__Exercise brief__: Check each line of the listing below for the string "binding", and copy the ones that have it.

begin Supplied data

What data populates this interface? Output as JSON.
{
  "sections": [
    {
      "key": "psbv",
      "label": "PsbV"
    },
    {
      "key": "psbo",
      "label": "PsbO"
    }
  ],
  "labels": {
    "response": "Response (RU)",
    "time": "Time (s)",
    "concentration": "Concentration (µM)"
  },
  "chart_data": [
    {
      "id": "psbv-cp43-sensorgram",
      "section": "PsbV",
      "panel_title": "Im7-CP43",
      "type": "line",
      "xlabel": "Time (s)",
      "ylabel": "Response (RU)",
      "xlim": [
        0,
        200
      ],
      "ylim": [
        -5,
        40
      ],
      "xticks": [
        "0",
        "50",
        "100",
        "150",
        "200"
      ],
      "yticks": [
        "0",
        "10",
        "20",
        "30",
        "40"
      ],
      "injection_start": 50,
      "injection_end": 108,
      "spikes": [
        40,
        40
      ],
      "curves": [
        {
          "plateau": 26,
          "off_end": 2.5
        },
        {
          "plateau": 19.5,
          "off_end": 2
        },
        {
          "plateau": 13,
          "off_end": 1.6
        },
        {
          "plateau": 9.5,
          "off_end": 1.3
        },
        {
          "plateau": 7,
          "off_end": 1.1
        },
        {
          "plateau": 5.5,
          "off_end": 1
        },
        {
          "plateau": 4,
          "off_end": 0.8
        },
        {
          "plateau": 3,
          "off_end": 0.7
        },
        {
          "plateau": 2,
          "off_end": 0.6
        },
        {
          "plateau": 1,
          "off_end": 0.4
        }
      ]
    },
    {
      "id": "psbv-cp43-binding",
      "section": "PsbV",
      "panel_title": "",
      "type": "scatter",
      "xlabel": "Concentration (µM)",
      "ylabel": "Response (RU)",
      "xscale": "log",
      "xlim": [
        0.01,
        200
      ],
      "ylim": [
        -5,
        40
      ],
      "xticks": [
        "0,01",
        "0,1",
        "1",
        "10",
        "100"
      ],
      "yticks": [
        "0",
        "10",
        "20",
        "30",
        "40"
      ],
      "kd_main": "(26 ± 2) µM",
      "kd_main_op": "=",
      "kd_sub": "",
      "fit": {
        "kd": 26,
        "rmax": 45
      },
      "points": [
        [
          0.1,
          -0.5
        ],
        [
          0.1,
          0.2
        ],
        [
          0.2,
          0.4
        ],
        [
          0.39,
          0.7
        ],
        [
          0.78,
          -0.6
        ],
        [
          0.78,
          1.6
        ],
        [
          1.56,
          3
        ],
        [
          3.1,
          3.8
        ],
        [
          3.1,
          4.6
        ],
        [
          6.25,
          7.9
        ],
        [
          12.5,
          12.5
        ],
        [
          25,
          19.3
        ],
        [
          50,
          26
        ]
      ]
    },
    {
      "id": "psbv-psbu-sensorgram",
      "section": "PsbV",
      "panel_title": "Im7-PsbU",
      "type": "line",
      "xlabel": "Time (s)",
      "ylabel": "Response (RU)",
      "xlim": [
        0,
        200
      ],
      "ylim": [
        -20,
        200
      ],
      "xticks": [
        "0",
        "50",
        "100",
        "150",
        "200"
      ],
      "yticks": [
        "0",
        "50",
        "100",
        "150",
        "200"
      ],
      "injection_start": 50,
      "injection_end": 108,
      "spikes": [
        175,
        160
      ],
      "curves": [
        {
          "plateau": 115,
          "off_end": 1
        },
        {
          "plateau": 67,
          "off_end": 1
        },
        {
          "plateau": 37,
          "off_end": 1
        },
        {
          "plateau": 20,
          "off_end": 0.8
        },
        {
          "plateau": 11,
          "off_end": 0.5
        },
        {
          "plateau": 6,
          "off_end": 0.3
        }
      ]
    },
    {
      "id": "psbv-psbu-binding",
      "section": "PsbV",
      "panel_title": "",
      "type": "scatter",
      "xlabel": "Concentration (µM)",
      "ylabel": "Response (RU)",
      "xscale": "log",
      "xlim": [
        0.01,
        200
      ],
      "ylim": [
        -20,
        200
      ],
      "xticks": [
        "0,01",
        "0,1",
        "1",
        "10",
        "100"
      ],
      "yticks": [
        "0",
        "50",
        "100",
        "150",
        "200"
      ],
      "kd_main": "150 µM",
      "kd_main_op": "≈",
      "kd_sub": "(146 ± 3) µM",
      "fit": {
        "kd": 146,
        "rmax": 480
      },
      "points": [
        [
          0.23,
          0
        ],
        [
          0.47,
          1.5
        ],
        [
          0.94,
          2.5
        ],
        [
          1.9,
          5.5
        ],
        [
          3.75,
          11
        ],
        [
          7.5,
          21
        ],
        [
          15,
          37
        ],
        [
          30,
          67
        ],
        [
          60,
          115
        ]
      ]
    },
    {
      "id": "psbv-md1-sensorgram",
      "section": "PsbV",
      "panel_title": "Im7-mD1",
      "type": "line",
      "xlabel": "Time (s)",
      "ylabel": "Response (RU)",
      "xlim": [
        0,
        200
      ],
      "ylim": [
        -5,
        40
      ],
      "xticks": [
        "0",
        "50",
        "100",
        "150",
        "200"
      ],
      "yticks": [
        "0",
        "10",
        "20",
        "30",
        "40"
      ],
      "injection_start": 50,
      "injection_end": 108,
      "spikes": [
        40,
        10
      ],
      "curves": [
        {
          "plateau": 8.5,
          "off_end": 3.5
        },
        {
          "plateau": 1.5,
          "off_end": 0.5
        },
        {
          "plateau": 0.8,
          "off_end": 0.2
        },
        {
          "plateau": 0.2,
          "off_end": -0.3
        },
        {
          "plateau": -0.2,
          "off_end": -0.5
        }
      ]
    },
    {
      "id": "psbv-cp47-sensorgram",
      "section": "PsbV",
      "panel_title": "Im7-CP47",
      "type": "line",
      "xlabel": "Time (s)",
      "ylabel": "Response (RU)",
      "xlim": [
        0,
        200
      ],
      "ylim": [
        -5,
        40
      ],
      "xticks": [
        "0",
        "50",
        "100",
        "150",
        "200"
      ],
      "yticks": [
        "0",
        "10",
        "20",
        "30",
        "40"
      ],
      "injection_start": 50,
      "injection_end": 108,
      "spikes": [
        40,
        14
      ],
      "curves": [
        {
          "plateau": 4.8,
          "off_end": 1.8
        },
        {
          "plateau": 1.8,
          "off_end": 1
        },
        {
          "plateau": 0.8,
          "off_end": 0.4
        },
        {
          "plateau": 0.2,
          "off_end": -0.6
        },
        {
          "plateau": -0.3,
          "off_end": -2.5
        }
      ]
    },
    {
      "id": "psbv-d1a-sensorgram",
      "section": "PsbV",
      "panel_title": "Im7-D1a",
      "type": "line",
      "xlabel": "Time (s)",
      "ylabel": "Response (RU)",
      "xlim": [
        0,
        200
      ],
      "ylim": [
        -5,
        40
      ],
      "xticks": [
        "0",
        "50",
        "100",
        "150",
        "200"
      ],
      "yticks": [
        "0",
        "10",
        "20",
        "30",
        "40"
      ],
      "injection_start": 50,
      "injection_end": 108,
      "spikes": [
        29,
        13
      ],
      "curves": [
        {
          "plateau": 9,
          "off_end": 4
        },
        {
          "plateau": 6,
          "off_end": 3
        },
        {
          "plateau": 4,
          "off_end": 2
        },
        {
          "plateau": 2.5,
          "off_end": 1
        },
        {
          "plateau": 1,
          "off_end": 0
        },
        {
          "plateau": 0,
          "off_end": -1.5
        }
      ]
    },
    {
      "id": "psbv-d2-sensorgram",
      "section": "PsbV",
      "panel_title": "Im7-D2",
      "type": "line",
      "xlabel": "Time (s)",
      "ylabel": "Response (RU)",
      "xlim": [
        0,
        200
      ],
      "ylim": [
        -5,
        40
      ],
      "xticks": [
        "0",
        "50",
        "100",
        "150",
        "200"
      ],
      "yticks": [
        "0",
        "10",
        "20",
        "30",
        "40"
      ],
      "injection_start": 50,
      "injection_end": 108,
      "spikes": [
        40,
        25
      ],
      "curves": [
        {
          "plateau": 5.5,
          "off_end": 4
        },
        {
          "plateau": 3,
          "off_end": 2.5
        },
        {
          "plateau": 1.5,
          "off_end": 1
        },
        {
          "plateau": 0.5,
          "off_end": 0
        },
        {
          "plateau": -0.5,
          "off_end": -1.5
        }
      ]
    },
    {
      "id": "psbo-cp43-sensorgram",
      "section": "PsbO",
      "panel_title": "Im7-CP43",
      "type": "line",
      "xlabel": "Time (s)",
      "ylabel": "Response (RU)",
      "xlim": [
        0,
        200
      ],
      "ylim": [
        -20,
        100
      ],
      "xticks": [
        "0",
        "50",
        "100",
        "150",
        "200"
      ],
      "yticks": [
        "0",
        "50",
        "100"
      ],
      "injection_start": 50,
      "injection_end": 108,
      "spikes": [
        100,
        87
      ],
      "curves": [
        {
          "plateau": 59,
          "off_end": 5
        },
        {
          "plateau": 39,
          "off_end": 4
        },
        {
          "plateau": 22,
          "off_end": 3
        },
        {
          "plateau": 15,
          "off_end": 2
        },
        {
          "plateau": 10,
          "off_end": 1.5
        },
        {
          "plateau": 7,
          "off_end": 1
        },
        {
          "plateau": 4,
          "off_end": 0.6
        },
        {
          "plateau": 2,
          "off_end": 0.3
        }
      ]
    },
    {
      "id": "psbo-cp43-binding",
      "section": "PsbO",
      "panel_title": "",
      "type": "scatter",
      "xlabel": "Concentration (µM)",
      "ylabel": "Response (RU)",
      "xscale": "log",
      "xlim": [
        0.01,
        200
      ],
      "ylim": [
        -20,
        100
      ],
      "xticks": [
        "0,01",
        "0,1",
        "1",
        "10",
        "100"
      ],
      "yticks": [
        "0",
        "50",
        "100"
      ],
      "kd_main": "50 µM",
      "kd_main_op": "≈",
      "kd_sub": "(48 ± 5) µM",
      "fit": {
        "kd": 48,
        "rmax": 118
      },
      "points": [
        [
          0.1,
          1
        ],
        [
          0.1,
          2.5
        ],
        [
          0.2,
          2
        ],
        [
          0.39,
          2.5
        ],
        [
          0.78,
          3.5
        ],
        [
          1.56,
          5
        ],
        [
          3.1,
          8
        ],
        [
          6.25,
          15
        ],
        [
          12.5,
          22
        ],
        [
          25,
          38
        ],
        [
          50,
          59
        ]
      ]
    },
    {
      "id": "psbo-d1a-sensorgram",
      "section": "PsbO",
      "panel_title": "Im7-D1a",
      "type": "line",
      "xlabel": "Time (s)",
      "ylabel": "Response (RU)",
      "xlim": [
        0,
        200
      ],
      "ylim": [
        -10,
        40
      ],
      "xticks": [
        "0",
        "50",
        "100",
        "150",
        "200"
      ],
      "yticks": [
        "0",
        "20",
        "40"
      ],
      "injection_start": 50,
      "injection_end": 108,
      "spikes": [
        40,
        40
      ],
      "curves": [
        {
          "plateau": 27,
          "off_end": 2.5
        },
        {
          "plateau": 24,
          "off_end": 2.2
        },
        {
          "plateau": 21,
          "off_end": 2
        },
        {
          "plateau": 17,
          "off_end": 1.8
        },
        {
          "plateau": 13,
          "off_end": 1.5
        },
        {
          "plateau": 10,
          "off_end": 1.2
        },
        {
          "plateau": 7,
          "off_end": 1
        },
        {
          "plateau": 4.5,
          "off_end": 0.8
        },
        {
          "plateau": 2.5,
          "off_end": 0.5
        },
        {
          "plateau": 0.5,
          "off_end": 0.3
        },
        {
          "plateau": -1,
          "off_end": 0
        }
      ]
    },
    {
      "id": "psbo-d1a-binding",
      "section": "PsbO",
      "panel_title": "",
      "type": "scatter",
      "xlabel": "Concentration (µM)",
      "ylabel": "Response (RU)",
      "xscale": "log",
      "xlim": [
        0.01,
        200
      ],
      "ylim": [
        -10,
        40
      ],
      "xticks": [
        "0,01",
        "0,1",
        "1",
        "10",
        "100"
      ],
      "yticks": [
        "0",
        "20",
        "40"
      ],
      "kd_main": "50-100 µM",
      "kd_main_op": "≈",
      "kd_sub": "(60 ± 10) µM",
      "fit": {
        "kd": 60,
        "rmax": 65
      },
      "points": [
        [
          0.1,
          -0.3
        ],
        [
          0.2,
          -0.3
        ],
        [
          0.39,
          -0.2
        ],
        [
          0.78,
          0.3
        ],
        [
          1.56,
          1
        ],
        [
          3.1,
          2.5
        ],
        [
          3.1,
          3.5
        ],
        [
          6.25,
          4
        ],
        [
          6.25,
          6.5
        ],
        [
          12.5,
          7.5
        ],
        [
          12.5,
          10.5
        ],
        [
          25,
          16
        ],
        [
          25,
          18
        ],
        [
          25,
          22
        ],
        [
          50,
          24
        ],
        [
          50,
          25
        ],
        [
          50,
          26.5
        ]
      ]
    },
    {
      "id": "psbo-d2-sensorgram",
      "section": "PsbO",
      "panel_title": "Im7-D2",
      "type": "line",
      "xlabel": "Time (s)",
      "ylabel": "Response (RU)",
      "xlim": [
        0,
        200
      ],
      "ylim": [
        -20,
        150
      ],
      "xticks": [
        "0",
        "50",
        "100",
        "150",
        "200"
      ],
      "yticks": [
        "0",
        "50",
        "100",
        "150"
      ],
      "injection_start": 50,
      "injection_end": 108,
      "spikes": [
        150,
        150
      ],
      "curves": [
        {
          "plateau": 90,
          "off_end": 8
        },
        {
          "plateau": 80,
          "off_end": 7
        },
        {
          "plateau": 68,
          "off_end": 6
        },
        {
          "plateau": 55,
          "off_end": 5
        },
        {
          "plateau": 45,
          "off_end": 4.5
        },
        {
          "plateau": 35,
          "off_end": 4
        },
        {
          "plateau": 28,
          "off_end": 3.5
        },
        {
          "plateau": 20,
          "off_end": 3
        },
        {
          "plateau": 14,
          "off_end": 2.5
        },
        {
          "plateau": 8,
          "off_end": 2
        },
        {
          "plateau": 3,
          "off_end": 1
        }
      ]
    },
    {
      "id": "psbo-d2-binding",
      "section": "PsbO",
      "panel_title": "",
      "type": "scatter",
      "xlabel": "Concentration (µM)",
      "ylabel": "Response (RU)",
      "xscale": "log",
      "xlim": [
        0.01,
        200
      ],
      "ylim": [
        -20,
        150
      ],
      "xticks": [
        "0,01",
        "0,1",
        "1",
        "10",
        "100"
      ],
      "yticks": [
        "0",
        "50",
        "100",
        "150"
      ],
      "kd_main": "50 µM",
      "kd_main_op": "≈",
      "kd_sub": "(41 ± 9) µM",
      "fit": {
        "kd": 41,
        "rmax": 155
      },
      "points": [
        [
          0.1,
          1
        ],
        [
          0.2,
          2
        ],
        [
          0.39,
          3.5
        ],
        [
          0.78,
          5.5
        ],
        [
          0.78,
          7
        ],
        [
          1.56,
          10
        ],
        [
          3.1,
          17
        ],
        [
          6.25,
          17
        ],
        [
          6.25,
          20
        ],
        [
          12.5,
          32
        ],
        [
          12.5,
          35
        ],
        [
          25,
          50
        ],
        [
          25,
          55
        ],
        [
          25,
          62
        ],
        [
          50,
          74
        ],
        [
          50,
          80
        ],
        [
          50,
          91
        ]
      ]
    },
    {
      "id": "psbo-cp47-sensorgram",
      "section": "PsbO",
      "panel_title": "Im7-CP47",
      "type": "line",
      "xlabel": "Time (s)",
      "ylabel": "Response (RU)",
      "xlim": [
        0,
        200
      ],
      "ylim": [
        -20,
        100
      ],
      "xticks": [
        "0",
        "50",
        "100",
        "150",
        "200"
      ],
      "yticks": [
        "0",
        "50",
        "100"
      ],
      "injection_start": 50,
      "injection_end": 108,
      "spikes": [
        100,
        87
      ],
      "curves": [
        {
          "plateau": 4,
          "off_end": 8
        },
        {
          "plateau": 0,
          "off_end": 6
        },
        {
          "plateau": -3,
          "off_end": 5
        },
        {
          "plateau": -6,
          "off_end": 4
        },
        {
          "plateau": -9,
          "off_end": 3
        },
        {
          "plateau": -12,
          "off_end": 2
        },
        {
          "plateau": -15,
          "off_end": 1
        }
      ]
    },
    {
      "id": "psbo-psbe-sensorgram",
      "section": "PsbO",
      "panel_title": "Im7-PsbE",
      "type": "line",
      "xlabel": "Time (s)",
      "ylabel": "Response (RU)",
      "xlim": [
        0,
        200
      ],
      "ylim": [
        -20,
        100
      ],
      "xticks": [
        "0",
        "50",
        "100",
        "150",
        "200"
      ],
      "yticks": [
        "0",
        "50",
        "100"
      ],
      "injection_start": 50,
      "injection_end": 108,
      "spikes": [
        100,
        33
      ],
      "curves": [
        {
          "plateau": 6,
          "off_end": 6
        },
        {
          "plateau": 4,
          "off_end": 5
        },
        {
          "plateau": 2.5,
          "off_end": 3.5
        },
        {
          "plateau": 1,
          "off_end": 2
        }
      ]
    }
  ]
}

end Supplied data

__Expected output__:
      "id": "psbv-cp43-binding",
      "id": "psbv-psbu-binding",
      "id": "psbo-cp43-binding",
      "id": "psbo-d1a-binding",
      "id": "psbo-d2-binding",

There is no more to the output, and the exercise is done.